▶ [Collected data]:
++++
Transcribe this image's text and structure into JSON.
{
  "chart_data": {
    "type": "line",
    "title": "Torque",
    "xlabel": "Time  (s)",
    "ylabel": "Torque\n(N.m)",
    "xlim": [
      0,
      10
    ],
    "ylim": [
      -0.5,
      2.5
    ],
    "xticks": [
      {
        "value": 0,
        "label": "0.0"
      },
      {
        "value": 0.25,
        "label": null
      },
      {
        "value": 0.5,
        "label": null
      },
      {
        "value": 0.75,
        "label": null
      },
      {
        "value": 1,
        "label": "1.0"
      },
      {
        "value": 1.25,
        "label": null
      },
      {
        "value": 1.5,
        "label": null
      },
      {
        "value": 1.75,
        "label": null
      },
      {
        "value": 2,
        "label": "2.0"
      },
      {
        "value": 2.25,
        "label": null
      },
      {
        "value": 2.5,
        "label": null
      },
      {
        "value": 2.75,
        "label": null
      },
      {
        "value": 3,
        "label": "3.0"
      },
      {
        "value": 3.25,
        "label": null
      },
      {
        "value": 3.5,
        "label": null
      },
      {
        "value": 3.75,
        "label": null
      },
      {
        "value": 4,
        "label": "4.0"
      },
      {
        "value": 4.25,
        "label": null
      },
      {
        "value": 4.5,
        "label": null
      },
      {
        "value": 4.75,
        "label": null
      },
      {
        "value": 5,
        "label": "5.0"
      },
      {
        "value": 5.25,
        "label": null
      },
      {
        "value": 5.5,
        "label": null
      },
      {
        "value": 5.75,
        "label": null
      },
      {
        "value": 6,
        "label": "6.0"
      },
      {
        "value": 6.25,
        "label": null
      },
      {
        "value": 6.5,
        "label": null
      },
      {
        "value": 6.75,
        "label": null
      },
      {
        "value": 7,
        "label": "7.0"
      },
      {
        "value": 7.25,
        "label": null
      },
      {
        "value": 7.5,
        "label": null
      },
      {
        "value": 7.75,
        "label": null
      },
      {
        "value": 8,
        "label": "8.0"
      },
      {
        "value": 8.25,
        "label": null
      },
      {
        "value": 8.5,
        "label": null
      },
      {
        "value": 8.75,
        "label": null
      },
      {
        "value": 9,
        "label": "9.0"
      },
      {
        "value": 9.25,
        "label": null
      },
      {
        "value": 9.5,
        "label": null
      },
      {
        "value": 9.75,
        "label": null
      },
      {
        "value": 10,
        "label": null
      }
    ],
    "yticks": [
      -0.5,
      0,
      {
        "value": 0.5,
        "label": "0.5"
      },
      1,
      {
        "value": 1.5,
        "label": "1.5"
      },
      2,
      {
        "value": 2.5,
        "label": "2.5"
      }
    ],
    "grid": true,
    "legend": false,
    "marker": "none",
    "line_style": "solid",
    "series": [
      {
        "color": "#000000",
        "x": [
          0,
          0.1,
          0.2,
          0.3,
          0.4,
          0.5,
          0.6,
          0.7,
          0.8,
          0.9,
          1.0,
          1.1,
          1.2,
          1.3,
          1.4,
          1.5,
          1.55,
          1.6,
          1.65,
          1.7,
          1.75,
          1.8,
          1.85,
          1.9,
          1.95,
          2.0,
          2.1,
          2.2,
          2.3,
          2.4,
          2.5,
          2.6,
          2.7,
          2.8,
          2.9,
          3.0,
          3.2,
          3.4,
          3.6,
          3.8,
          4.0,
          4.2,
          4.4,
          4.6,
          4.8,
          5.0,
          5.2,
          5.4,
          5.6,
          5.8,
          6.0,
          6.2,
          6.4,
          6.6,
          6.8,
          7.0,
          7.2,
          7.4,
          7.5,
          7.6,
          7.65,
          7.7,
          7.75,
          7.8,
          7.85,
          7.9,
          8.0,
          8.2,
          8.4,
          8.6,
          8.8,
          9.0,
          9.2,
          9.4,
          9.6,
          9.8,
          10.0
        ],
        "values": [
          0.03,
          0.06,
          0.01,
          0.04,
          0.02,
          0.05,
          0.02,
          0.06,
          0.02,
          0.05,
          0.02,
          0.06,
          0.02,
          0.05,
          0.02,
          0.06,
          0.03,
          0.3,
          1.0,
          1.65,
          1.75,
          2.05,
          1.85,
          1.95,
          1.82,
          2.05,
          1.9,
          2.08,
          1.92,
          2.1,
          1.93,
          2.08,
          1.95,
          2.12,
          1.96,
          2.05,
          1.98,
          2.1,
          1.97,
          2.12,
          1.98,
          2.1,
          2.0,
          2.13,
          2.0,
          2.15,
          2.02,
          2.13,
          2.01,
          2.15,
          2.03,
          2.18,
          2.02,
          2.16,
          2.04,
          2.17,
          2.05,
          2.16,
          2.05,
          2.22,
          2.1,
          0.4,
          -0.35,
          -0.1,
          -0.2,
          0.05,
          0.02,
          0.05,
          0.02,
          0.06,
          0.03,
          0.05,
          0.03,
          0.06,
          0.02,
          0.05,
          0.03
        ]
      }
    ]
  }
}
++++
▶ [Written instruction]:
Can you reproduce all the material exactly?

▶ [Complete output]:
Transcribe this image's text and structure into JSON.
{
  "chart_data": {
    "type": "line",
    "title": "Torque",
    "xlabel": "Time  (s)",
    "ylabel": "Torque\n(N.m)",
    "xlim": [
      0,
      10
    ],
    "ylim": [
      -0.5,
      2.5
    ],
    "xticks": [
      {
        "value": 0,
        "label": "0.0"
      },
      {
        "value": 0.25,
        "label": null
      },
      {
        "value": 0.5,
        "label": null
      },
      {
        "value": 0.75,
        "label": null
      },
      {
        "value": 1,
        "label": "1.0"
      },
      {
        "value": 1.25,
        "label": null
      },
      {
        "value": 1.5,
        "label": null
      },
      {
        "value": 1.75,
        "label": null
      },
      {
        "value": 2,
        "label": "2.0"
      },
      {
        "value": 2.25,
        "label": null
      },
      {
        "value": 2.5,
        "label": null
      },
      {
        "value": 2.75,
        "label": null
      },
      {
        "value": 3,
        "label": "3.0"
      },
      {
        "value": 3.25,
        "label": null
      },
      {
        "value": 3.5,
        "label": null
      },
      {
        "value": 3.75,
        "label": null
      },
      {
        "value": 4,
        "label": "4.0"
      },
      {
        "value": 4.25,
        "label": null
      },
      {
        "value": 4.5,
        "label": null
      },
      {
        "value": 4.75,
        "label": null
      },
      {
        "value": 5,
        "label": "5.0"
      },
      {
        "value": 5.25,
        "label": null
      },
      {
        "value": 5.5,
        "label": null
      },
      {
        "value": 5.75,
        "label": null
      },
      {
        "value": 6,
        "label": "6.0"
      },
      {
        "value": 6.25,
        "label": null
      },
      {
        "value": 6.5,
        "label": null
      },
      {
        "value": 6.75,
        "label": null
      },
      {
        "value": 7,
        "label": "7.0"
      },
      {
        "value": 7.25,
        "label": null
      },
      {
        "value": 7.5,
        "label": null
      },
      {
        "value": 7.75,
        "label": null
      },
      {
        "value": 8,
        "label": "8.0"
      },
      {
        "value": 8.25,
        "label": null
      },
      {
        "value": 8.5,
        "label": null
      },
      {
        "value": 8.75,
        "label": null
      },
      {
        "value": 9,
        "label": "9.0"
      },
      {
        "value": 9.25,
        "label": null
      },
      {
        "value": 9.5,
        "label": null
      },
      {
        "value": 9.75,
        "label": null
      },
      {
        "value": 10,
        "label": null
      }
    ],
    "yticks": [
      -0.5,
      0,
      {
        "value": 0.5,
        "label": "0.5"
      },
      1,
      {
        "value": 1.5,
        "label": "1.5"
      },
      2,
      {
        "value": 2.5,
        "label": "2.5"
      }
    ],
    "grid": true,
    "legend": false,
    "marker": "none",
    "line_style": "solid",
    "series": [
      {
        "color": "#000000",
        "x": [
          0,
          0.1,
          0.2,
          0.3,
          0.4,
          0.5,
          0.6,
          0.7,
          0.8,
          0.9,
          1.0,
          1.1,
          1.2,
          1.3,
          1.4,
          1.5,
          1.55,
          1.6,
          1.65,
          1.7,
          1.75,
          1.8,
          1.85,
          1.9,
          1.95,
          2.0,
          2.1,
          2.2,
          2.3,
          2.4,
          2.5,
          2.6,
          2.7,
          2.8,
          2.9,
          3.0,
          3.2,
          3.4,
          3.6,
          3.8,
          4.0,
          4.2,
          4.4,
          4.6,
          4.8,
          5.0,
          5.2,
          5.4,
          5.6,
          5.8,
          6.0,
          6.2,
          6.4,
          6.6,
          6.8,
          7.0,
          7.2,
          7.4,
          7.5,
          7.6,
          7.65,
          7.7,
          7.75,
          7.8,
          7.85,
          7.9,
          8.0,
          8.2,
          8.4,
          8.6,
          8.8,
          9.0,
          9.2,
          9.4,
          9.6,
          9.8,
          10.0
        ],
        "values": [
          0.03,
          0.06,
          0.01,
          0.04,
          0.02,
          0.05,
          0.02,
          0.06,
          0.02,
          0.05,
          0.02,
          0.06,
          0.02,
          0.05,
          0.02,
          0.06,
          0.03,
          0.3,
          1.0,
          1.65,
          1.75,
          2.05,
          1.85,
          1.95,
          1.82,
          2.05,
          1.9,
          2.08,
          1.92,
          2.1,
          1.93,
          2.08,
          1.95,
          2.12,
          1.96,
          2.05,
          1.98,
          2.1,
          1.97,
          2.12,
          1.98,
          2.1,
          2.0,
          2.13,
          2.0,
          2.15,
          2.02,
          2.13,
          2.01,
          2.15,
          2.03,
          2.18,
          2.02,
          2.16,
          2.04,
          2.17,
          2.05,
          2.16,
          2.05,
          2.22,
          2.1,
          0.4,
          -0.35,
          -0.1,
          -0.2,
          0.05,
          0.02,
          0.05,
          0.02,
          0.06,
          0.03,
          0.05,
          0.03,
          0.06,
          0.02,
          0.05,
          0.03
        ]
      }
    ]
  }
}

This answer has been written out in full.